# What to do
From the listing, collect all lines containing the word "Abaixo".

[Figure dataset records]
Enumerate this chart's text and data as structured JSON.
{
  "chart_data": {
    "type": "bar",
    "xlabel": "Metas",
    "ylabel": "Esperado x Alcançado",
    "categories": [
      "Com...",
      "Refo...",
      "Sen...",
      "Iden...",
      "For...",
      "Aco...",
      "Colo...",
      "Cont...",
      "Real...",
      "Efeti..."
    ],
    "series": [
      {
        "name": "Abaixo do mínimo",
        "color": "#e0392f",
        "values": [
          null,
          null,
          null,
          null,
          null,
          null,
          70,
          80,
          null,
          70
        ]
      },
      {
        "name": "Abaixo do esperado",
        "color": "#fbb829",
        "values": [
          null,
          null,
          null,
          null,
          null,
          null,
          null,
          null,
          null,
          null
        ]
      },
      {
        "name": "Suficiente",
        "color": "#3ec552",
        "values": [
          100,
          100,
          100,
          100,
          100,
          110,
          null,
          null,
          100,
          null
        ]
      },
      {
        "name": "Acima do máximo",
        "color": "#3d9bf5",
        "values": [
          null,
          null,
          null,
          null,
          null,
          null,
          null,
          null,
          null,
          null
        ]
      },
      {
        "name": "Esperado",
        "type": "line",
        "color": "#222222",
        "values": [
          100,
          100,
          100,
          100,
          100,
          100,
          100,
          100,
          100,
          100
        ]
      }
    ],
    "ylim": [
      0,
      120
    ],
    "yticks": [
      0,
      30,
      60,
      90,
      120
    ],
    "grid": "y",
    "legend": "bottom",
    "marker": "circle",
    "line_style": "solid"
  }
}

# Correct answer
        "name": "Abaixo do mínimo",
        "name": "Abaixo do esperado",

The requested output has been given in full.